Start of Materials provided

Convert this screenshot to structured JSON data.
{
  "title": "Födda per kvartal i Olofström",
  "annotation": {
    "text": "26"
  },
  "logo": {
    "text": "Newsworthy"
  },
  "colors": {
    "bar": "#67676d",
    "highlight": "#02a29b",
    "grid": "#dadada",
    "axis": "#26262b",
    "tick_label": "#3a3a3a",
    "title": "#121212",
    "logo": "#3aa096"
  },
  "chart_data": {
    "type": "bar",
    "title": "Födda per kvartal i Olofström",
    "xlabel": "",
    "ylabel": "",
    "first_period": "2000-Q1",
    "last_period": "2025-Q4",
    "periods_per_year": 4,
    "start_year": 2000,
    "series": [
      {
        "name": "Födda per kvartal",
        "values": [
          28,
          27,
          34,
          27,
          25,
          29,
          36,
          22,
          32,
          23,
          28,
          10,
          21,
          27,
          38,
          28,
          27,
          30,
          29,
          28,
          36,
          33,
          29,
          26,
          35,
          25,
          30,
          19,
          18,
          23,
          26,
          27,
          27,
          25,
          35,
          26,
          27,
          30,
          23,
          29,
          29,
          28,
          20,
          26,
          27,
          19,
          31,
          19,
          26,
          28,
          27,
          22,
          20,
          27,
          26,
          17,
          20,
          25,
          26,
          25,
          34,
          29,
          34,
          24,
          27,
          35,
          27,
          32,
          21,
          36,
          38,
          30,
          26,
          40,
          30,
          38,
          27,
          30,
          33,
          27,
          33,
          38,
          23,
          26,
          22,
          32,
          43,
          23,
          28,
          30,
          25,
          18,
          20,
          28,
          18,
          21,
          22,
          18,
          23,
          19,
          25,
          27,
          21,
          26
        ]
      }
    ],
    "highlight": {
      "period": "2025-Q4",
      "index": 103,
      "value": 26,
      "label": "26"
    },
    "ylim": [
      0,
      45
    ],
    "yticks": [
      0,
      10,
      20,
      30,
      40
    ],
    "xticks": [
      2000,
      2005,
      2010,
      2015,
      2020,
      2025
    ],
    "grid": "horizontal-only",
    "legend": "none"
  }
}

End of Materials provided

The request »
In the lines above, find each one with "title" and list it.

Right answer »
  "title": "Födda per kvartal i Olofström",
    "title": "#121212",
    "title": "Födda per kvartal i Olofström",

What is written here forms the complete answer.